-- START DATASET RECORDS --

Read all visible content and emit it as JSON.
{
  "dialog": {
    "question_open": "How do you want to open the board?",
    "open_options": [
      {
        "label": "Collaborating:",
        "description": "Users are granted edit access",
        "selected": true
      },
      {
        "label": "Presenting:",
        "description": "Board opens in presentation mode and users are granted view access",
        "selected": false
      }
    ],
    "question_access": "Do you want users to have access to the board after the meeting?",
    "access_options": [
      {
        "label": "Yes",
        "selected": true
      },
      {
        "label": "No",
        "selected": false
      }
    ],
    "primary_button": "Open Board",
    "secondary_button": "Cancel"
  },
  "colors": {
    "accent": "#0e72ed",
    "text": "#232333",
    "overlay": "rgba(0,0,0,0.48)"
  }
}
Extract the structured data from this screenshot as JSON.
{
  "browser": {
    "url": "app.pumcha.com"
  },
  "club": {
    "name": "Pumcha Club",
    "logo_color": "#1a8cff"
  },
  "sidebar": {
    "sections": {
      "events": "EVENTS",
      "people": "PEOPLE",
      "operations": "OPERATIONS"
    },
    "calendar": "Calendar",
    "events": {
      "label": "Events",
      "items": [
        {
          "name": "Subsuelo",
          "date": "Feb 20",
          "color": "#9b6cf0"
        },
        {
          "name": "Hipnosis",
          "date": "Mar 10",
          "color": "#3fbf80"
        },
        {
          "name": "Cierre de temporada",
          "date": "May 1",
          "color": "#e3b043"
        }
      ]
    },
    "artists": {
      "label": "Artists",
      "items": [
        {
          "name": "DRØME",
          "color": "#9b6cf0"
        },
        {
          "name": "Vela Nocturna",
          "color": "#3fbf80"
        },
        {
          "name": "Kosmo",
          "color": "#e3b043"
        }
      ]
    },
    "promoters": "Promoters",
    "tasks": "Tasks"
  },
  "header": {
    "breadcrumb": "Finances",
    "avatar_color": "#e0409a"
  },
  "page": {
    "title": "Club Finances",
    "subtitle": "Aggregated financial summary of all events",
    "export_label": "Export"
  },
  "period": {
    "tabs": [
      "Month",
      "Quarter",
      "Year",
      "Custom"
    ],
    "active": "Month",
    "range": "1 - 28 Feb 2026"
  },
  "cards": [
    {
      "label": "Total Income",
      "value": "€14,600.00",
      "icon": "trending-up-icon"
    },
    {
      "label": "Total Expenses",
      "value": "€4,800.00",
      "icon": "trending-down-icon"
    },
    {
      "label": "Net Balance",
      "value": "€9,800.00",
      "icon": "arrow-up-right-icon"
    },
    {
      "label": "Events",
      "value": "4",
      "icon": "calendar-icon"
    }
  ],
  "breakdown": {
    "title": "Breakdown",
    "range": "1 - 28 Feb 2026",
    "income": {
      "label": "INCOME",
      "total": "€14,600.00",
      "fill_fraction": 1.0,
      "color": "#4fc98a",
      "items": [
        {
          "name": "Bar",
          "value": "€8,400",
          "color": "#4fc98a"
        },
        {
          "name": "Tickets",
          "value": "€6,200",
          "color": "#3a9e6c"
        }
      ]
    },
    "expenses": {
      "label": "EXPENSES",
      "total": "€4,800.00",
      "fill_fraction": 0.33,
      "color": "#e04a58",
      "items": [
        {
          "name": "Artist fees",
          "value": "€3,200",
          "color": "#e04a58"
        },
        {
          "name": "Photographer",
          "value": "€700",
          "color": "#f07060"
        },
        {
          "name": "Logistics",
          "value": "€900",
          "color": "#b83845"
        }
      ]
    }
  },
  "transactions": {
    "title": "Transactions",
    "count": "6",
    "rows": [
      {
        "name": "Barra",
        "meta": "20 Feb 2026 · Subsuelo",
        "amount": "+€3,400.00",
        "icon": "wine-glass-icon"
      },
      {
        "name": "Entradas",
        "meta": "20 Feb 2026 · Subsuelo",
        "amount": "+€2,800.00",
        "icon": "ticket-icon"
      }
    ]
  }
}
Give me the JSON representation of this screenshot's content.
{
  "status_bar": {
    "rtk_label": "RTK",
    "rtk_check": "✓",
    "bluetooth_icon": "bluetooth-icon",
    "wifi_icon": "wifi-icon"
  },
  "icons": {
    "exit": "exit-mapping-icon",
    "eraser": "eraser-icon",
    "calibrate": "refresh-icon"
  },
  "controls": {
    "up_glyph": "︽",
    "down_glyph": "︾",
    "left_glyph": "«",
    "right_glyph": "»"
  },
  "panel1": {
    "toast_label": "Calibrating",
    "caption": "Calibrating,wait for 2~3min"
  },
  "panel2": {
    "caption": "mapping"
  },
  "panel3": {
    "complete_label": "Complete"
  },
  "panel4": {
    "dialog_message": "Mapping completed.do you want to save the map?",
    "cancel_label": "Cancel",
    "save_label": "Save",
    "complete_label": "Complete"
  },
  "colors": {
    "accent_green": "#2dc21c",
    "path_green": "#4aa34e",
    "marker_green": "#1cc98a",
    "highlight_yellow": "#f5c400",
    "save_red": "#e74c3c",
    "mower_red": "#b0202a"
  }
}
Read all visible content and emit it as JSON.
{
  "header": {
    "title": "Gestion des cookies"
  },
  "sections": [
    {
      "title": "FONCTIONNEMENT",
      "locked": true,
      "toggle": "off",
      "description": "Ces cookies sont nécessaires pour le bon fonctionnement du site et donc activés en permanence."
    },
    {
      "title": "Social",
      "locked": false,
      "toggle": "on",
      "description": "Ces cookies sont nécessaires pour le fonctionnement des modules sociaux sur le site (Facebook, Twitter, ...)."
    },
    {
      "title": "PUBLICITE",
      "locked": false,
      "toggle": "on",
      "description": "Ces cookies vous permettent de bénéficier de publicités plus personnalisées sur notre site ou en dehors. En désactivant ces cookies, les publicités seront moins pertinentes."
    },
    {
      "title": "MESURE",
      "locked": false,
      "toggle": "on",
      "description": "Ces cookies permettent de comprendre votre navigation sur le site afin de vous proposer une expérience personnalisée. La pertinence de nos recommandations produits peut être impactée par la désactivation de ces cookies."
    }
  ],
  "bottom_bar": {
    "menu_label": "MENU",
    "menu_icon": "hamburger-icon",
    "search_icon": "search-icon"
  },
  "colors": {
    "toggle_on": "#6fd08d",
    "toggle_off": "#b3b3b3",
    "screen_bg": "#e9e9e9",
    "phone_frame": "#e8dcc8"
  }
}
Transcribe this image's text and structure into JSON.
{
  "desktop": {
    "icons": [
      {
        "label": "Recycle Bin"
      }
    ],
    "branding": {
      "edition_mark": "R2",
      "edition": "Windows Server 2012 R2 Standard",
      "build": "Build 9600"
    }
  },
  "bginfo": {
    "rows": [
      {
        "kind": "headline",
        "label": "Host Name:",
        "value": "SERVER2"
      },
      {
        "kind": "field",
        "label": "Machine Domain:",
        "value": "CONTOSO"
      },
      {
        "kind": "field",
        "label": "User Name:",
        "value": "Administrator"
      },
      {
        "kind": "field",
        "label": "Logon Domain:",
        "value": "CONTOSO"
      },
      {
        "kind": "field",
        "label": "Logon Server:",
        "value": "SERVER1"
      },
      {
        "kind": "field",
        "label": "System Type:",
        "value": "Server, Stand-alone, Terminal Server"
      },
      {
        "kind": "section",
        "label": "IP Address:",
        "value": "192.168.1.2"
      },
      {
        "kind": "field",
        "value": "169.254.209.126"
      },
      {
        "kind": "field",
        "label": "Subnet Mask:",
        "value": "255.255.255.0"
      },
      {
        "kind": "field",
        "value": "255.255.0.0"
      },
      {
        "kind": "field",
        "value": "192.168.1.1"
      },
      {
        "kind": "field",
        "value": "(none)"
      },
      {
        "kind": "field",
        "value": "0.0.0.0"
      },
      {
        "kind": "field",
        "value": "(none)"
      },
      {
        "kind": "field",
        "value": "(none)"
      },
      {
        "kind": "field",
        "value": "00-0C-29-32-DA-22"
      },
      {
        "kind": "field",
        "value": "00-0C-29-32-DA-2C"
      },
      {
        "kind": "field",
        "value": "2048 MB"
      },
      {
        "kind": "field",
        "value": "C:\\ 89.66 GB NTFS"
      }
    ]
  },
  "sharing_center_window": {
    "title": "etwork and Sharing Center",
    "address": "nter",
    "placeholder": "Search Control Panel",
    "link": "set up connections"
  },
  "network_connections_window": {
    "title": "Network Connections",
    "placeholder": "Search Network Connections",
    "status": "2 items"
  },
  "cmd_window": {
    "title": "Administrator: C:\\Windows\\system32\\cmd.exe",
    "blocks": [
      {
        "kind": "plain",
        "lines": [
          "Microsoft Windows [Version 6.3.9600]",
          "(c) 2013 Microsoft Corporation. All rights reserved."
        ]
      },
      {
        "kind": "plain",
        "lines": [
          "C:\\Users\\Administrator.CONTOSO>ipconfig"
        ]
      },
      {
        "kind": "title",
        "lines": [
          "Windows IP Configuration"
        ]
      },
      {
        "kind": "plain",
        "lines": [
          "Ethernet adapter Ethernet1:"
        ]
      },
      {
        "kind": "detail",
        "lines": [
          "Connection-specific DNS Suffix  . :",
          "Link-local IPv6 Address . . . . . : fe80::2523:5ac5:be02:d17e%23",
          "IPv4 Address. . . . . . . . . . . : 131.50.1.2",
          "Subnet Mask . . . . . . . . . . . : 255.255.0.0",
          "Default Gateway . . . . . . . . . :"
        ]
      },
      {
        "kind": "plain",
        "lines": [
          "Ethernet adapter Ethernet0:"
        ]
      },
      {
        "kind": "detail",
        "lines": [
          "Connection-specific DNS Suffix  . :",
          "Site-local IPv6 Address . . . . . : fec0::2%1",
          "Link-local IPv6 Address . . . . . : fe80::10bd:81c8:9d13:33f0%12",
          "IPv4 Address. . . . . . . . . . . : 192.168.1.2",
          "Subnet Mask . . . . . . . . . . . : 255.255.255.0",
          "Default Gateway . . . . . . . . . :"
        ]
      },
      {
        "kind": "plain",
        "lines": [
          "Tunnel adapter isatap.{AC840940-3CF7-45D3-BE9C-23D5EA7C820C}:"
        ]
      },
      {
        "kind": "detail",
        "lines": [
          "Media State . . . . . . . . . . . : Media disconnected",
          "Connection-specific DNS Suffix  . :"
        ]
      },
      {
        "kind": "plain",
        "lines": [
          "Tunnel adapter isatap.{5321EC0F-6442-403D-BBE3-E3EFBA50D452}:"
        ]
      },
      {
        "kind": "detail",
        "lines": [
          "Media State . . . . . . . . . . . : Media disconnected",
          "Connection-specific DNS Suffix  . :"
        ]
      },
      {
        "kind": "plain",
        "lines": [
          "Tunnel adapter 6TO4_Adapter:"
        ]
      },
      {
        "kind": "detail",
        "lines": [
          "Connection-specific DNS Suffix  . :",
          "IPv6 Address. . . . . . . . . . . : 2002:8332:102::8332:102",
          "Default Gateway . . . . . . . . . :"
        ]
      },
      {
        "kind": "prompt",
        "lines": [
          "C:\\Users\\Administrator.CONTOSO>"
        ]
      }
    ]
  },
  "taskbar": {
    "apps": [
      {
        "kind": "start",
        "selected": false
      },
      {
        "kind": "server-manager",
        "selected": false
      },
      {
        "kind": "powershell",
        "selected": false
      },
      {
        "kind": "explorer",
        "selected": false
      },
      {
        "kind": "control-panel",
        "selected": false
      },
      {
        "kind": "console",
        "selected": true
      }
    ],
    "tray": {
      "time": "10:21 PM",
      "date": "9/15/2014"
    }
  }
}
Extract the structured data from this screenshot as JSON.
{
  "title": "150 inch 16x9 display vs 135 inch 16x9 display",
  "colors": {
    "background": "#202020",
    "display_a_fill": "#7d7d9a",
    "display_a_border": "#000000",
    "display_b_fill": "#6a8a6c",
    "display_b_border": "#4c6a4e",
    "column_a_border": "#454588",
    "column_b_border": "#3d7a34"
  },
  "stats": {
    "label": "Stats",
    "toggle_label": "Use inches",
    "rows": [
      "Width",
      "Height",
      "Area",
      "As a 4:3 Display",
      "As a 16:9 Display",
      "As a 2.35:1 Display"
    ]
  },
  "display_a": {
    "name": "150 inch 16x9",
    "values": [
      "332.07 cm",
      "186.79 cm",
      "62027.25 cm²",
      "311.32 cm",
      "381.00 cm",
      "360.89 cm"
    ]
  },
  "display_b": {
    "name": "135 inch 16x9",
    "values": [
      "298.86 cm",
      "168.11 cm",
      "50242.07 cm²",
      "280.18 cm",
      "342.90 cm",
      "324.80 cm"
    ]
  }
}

-- END DATASET RECORDS --

GIVEN TASK: Within the entries above, work out how many lines contain the word "Domain". The number alone is the answer.

SOLVED PROBLEM: 2